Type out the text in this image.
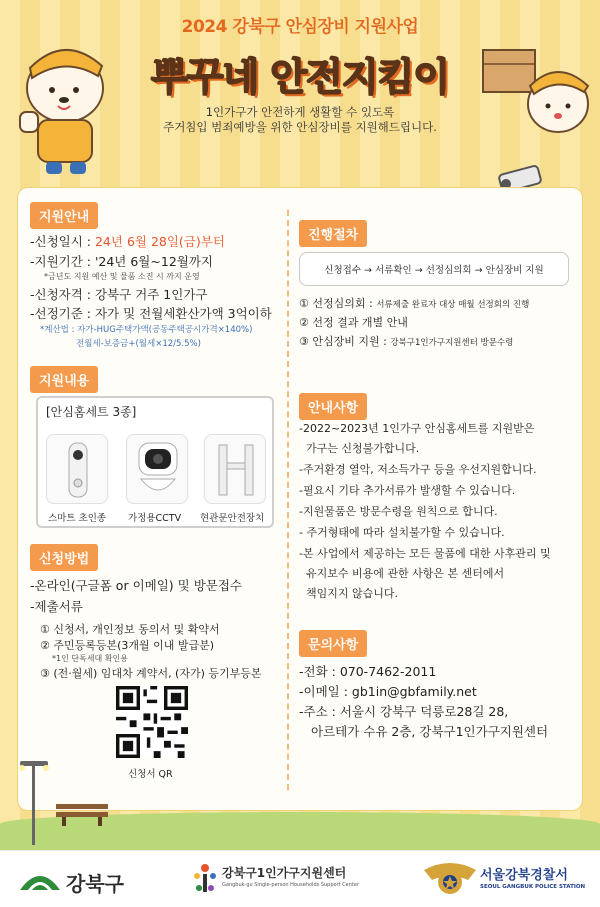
2024 강북구 안심장비 지원사업
뿌꾸네 안전지킴이
1인가구가 안전하게 생활할 수 있도록
주거침입 범죄예방을 위한 안심장비를 지원해드립니다.
지원안내
-신청일시 : 24년 6월 28일(금)부터
-지원기간 : '24년 6월~12월까지
*금년도 지원 예산 및 물품 소진 시 까지 운영
-신청자격 : 강북구 거주 1인가구
-선정기준 : 자가 및 전월세환산가액 3억이하
*계산법 : 자가-HUG주택가액(공동주택공시가격×140%)
전월세-보증금+(월세×12/5.5%)
지원내용
[안심홈세트 3종]
스마트 초인종 가정용CCTV 현관문안전장치
신청방법
-온라인(구글폼 or 이메일) 및 방문접수
-제출서류
① 신청서, 개인정보 동의서 및 확약서
② 주민등록등본(3개월 이내 발급분)
*1인 단독세대 확인용
③ (전·월세) 임대차 계약서, (자가) 등기부등본
신청서 QR
진행절차
신청접수 → 서류확인 → 선정심의회 → 안심장비 지원
① 선정심의회 : 서류제출 완료자 대상 매월 선정회의 진행
② 선정 결과 개별 안내
③ 안심장비 지원 : 강북구1인가구지원센터 방문수령
안내사항
-2022~2023년 1인가구 안심홈세트를 지원받은
가구는 신청불가합니다.
-주거환경 열악, 저소득가구 등을 우선지원합니다.
-필요시 기타 추가서류가 발생할 수 있습니다.
-지원물품은 방문수령을 원칙으로 합니다.
- 주거형태에 따라 설치불가할 수 있습니다.
-본 사업에서 제공하는 모든 물품에 대한 사후관리 및
유지보수 비용에 관한 사항은 본 센터에서
책임지지 않습니다.
문의사항
-전화 : 070-7462-2011
-이메일 : gb1in@gbfamily.net
-주소 : 서울시 강북구 덕릉로28길 28,
아르테가 수유 2층, 강북구1인가구지원센터
강북구	강북구1인가구지원센터
Gangbuk-gu Single-person Households Support Center
서울강북경찰서
SEOUL GANGBUK POLICE STATION
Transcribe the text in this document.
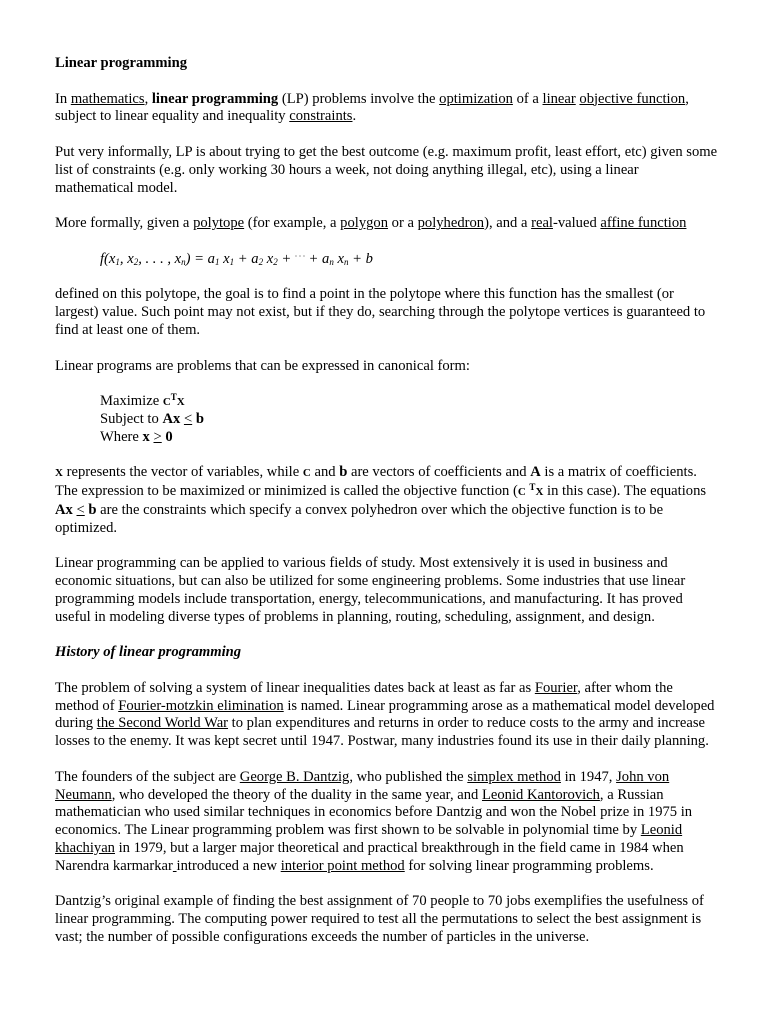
Linear programming

In mathematics, linear programming (LP) problems involve the optimization of a linear objective function, subject to linear equality and inequality constraints.

Put very informally, LP is about trying to get the best outcome (e.g. maximum profit, least effort, etc) given some list of constraints (e.g. only working 30 hours a week, not doing anything illegal, etc), using a linear mathematical model.

More formally, given a polytope (for example, a polygon or a polyhedron), and a real-valued affine function

$f(x_1$, $x_2$, . . . , $x_n) = a_1$ $x_1 + a_2$ $x_2 + ^{\cdot \cdot \cdot} + a_n$ $x_n + b$

defined on this polytope, the goal is to find a point in the polytope where this function has the smallest (or largest) value. Such point may not exist, but if they do, searching through the polytope vertices is guaranteed to find at least one of them.

Linear programs are problems that can be expressed in canonical form:

Maximize $C^TX$
Subject to Ax ≤ b
Where x ≥ 0

X represents the vector of variables, while C and b are vectors of coefficients and A is a matrix of coefficients. The expression to be maximized or minimized is called the objective function (C $^T$X in this case). The equations Ax ≤ b are the constraints which specify a convex polyhedron over which the objective function is to be optimized.

Linear programming can be applied to various fields of study. Most extensively it is used in business and economic situations, but can also be utilized for some engineering problems. Some industries that use linear programming models include transportation, energy, telecommunications, and manufacturing. It has proved useful in modeling diverse types of problems in planning, routing, scheduling, assignment, and design.

History of linear programming

The problem of solving a system of linear inequalities dates back at least as far as Fourier, after whom the method of Fourier-motzkin elimination is named. Linear programming arose as a mathematical model developed during the Second World War to plan expenditures and returns in order to reduce costs to the army and increase losses to the enemy. It was kept secret until 1947. Postwar, many industries found its use in their daily planning.

The founders of the subject are George B. Dantzig, who published the simplex method in 1947, John von Neumann, who developed the theory of the duality in the same year, and Leonid Kantorovich, a Russian mathematician who used similar techniques in economics before Dantzig and won the Nobel prize in 1975 in economics. The Linear programming problem was first shown to be solvable in polynomial time by Leonid khachiyan in 1979, but a larger major theoretical and practical breakthrough in the field came in 1984 when Narendra karmarkar introduced a new interior point method for solving linear programming problems.

Dantzig’s original example of finding the best assignment of 70 people to 70 jobs exemplifies the usefulness of linear programming. The computing power required to test all the permutations to select the best assignment is vast; the number of possible configurations exceeds the number of particles in the universe.
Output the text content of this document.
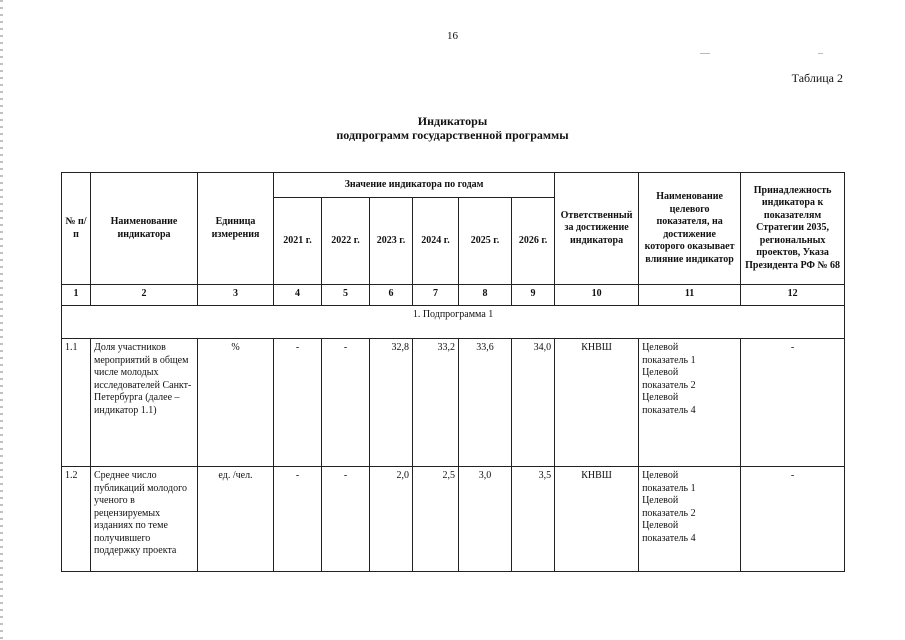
16
Таблица 2
Индикаторы
подпрограмм государственной программы
№ п/п	Наименование индикатора	Единица измерения	Значение индикатора по годам						Ответственный за достижение индикатора	Наименование целевого показателя, на достижение которого оказывает влияние индикатор	Принадлежность индикатора к показателям Стратегии 2035, региональных проектов, Указа Президента РФ № 68
			2021 г.	2022 г.	2023 г.	2024 г.	2025 г.	2026 г.			
1	2	3	4	5	6	7	8	9	10	11	12
1. Подпрограмма 1											
1.1	Доля участников мероприятий в общем числе молодых исследователей Санкт-Петербурга (далее – индикатор 1.1)	%	-	-	32,8	33,2	33,6	34,0	КНВШ	Целевой показатель 1 Целевой показатель 2 Целевой показатель 4	-
1.2	Среднее число публикаций молодого ученого в рецензируемых изданиях по теме получившего поддержку проекта	ед. /чел.	-	-	2,0	2,5	3,0	3,5	КНВШ	Целевой показатель 1 Целевой показатель 2 Целевой показатель 4	-
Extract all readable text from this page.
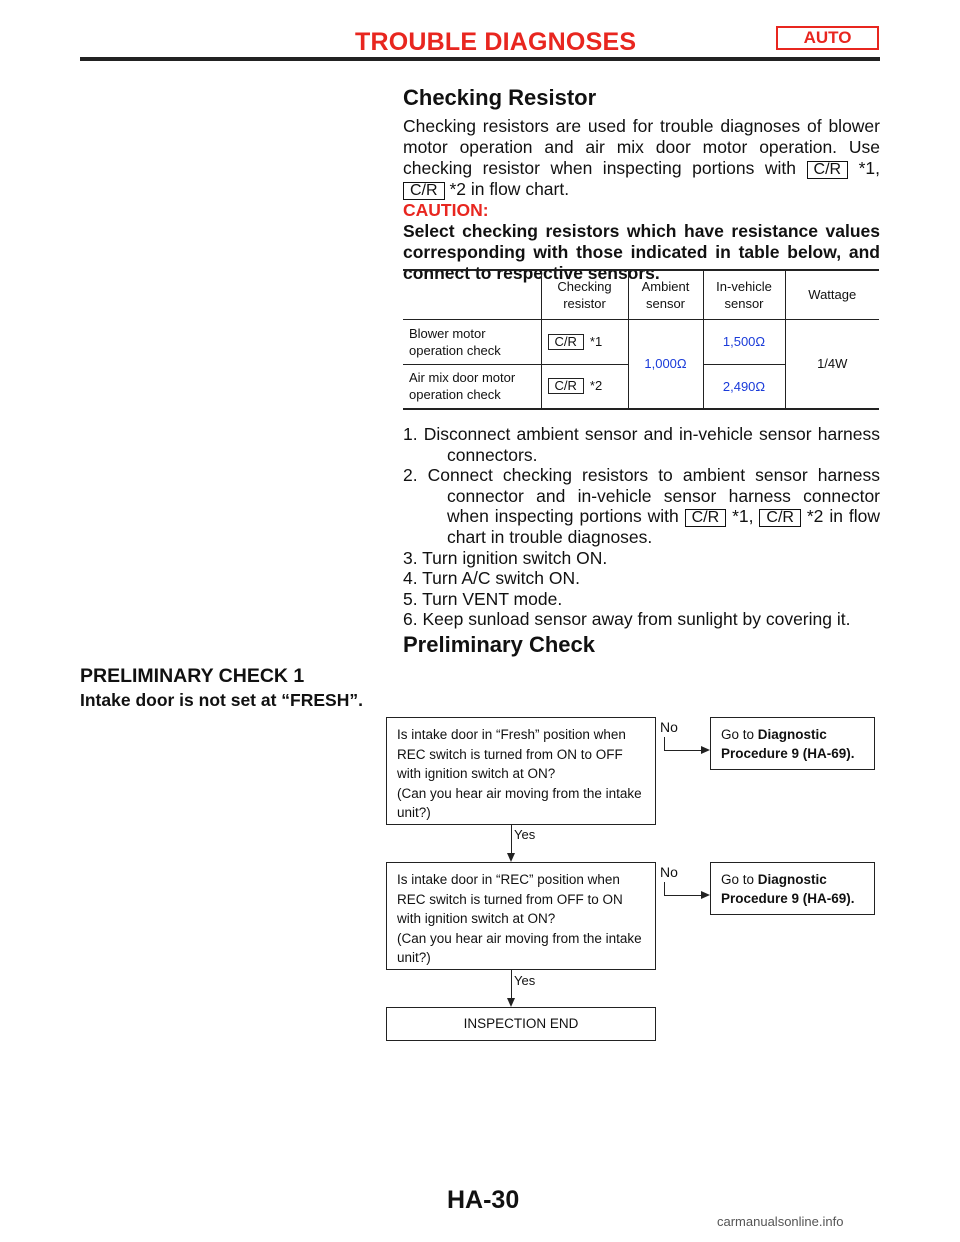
TROUBLE DIAGNOSES	AUTO
Checking Resistor

Checking resistors are used for trouble diagnoses of blower motor operation and air mix door motor operation. Use checking resistor when inspecting portions with C/R *1, C/R *2 in flow chart.

CAUTION:
Select checking resistors which have resistance values corresponding with those indicated in table below, and connect to respective sensors.
	Checking resistor	Ambient sensor	In-vehicle sensor	Wattage
Blower motor operation check	C/R *1	1,000Ω	1,500Ω	1/4W
Air mix door motor operation check	C/R *2		2,490Ω	
1. Disconnect ambient sensor and in-vehicle sensor harness connectors.
2. Connect checking resistors to ambient sensor harness connector and in-vehicle sensor harness connector when inspecting portions with C/R *1, C/R *2 in flow chart in trouble diagnoses.
3. Turn ignition switch ON.
4. Turn A/C switch ON.
5. Turn VENT mode.
6. Keep sunload sensor away from sunlight by covering it.
Preliminary Check
PRELIMINARY CHECK 1
Intake door is not set at “FRESH”.
Is intake door in “Fresh” position when REC switch is turned from ON to OFF with ignition switch at ON?
(Can you hear air moving from the intake unit?)
No	Go to Diagnostic Procedure 9 (HA-69).
Yes
Is intake door in “REC” position when REC switch is turned from OFF to ON with ignition switch at ON?
(Can you hear air moving from the intake unit?)
No	Go to Diagnostic Procedure 9 (HA-69).
Yes
INSPECTION END
HA-30
carmanualsonline.info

----------

Your task:
Drop the images and quote the entries word for word.

Solution for this problem:
Type out the text in this image.
2024 강북구 안심장비 지원사업
뿌꾸네 안전지킴이
1인가구가 안전하게 생활할 수 있도록
주거침입 범죄예방을 위한 안심장비를 지원해드립니다.
지원안내
-신청일시 : 24년 6월 28일(금)부터
-지원기간 : '24년 6월~12월까지
*금년도 지원 예산 및 물품 소진 시 까지 운영
-신청자격 : 강북구 거주 1인가구
-선정기준 : 자가 및 전월세환산가액 3억이하
*계산법 : 자가-HUG주택가액(공동주택공시가격×140%)
전월세-보증금+(월세×12/5.5%)
지원내용
[안심홈세트 3종]
스마트 초인종 가정용CCTV 현관문안전장치
신청방법
-온라인(구글폼 or 이메일) 및 방문접수
-제출서류
① 신청서, 개인정보 동의서 및 확약서
② 주민등록등본(3개월 이내 발급분)
*1인 단독세대 확인용
③ (전·월세) 임대차 계약서, (자가) 등기부등본
신청서 QR
진행절차
신청접수 → 서류확인 → 선정심의회 → 안심장비 지원
① 선정심의회 : 서류제출 완료자 대상 매월 선정회의 진행
② 선정 결과 개별 안내
③ 안심장비 지원 : 강북구1인가구지원센터 방문수령
안내사항
-2022~2023년 1인가구 안심홈세트를 지원받은
가구는 신청불가합니다.
-주거환경 열악, 저소득가구 등을 우선지원합니다.
-필요시 기타 추가서류가 발생할 수 있습니다.
-지원물품은 방문수령을 원칙으로 합니다.
- 주거형태에 따라 설치불가할 수 있습니다.
-본 사업에서 제공하는 모든 물품에 대한 사후관리 및
유지보수 비용에 관한 사항은 본 센터에서
책임지지 않습니다.
문의사항
-전화 : 070-7462-2011
-이메일 : gb1in@gbfamily.net
-주소 : 서울시 강북구 덕릉로28길 28,
아르테가 수유 2층, 강북구1인가구지원센터
강북구	강북구1인가구지원센터
Gangbuk-gu Single-person Households Support Center
서울강북경찰서
SEOUL GANGBUK POLICE STATION
Transcribe the text in this document.
Linear programming

In mathematics, linear programming (LP) problems involve the optimization of a linear objective function, subject to linear equality and inequality constraints.

Put very informally, LP is about trying to get the best outcome (e.g. maximum profit, least effort, etc) given some list of constraints (e.g. only working 30 hours a week, not doing anything illegal, etc), using a linear mathematical model.

More formally, given a polytope (for example, a polygon or a polyhedron), and a real-valued affine function

$f(x_1$, $x_2$, . . . , $x_n) = a_1$ $x_1 + a_2$ $x_2 + ^{\cdot \cdot \cdot} + a_n$ $x_n + b$

defined on this polytope, the goal is to find a point in the polytope where this function has the smallest (or largest) value. Such point may not exist, but if they do, searching through the polytope vertices is guaranteed to find at least one of them.

Linear programs are problems that can be expressed in canonical form:

Maximize $C^TX$
Subject to Ax ≤ b
Where x ≥ 0

X represents the vector of variables, while C and b are vectors of coefficients and A is a matrix of coefficients. The expression to be maximized or minimized is called the objective function (C $^T$X in this case). The equations Ax ≤ b are the constraints which specify a convex polyhedron over which the objective function is to be optimized.

Linear programming can be applied to various fields of study. Most extensively it is used in business and economic situations, but can also be utilized for some engineering problems. Some industries that use linear programming models include transportation, energy, telecommunications, and manufacturing. It has proved useful in modeling diverse types of problems in planning, routing, scheduling, assignment, and design.

History of linear programming

The problem of solving a system of linear inequalities dates back at least as far as Fourier, after whom the method of Fourier-motzkin elimination is named. Linear programming arose as a mathematical model developed during the Second World War to plan expenditures and returns in order to reduce costs to the army and increase losses to the enemy. It was kept secret until 1947. Postwar, many industries found its use in their daily planning.

The founders of the subject are George B. Dantzig, who published the simplex method in 1947, John von Neumann, who developed the theory of the duality in the same year, and Leonid Kantorovich, a Russian mathematician who used similar techniques in economics before Dantzig and won the Nobel prize in 1975 in economics. The Linear programming problem was first shown to be solvable in polynomial time by Leonid khachiyan in 1979, but a larger major theoretical and practical breakthrough in the field came in 1984 when Narendra karmarkar introduced a new interior point method for solving linear programming problems.

Dantzig’s original example of finding the best assignment of 70 people to 70 jobs exemplifies the usefulness of linear programming. The computing power required to test all the permutations to select the best assignment is vast; the number of possible configurations exceeds the number of particles in the universe.
Output the text content of this document.
16
Таблица 2
Индикаторы
подпрограмм государственной программы
№ п/п	Наименование индикатора	Единица измерения	Значение индикатора по годам						Ответственный за достижение индикатора	Наименование целевого показателя, на достижение которого оказывает влияние индикатор	Принадлежность индикатора к показателям Стратегии 2035, региональных проектов, Указа Президента РФ № 68
			2021 г.	2022 г.	2023 г.	2024 г.	2025 г.	2026 г.			
1	2	3	4	5	6	7	8	9	10	11	12
1. Подпрограмма 1											
1.1	Доля участников мероприятий в общем числе молодых исследователей Санкт-Петербурга (далее – индикатор 1.1)	%	-	-	32,8	33,2	33,6	34,0	КНВШ	Целевой показатель 1 Целевой показатель 2 Целевой показатель 4	-
1.2	Среднее число публикаций молодого ученого в рецензируемых изданиях по теме получившего поддержку проекта	ед. /чел.	-	-	2,0	2,5	3,0	3,5	КНВШ	Целевой показатель 1 Целевой показатель 2 Целевой показатель 4	-
Extract all readable text from this page.
TROUBLE DIAGNOSES	AUTO
Checking Resistor

Checking resistors are used for trouble diagnoses of blower motor operation and air mix door motor operation. Use checking resistor when inspecting portions with C/R *1, C/R *2 in flow chart.

CAUTION:
Select checking resistors which have resistance values corresponding with those indicated in table below, and connect to respective sensors.
	Checking resistor	Ambient sensor	In-vehicle sensor	Wattage
Blower motor operation check	C/R *1	1,000Ω	1,500Ω	1/4W
Air mix door motor operation check	C/R *2		2,490Ω	
1. Disconnect ambient sensor and in-vehicle sensor harness connectors.
2. Connect checking resistors to ambient sensor harness connector and in-vehicle sensor harness connector when inspecting portions with C/R *1, C/R *2 in flow chart in trouble diagnoses.
3. Turn ignition switch ON.
4. Turn A/C switch ON.
5. Turn VENT mode.
6. Keep sunload sensor away from sunlight by covering it.
Preliminary Check
PRELIMINARY CHECK 1
Intake door is not set at “FRESH”.
Is intake door in “Fresh” position when REC switch is turned from ON to OFF with ignition switch at ON?
(Can you hear air moving from the intake unit?)
No	Go to Diagnostic Procedure 9 (HA-69).
Yes
Is intake door in “REC” position when REC switch is turned from OFF to ON with ignition switch at ON?
(Can you hear air moving from the intake unit?)
No	Go to Diagnostic Procedure 9 (HA-69).
Yes
INSPECTION END
HA-30
carmanualsonline.info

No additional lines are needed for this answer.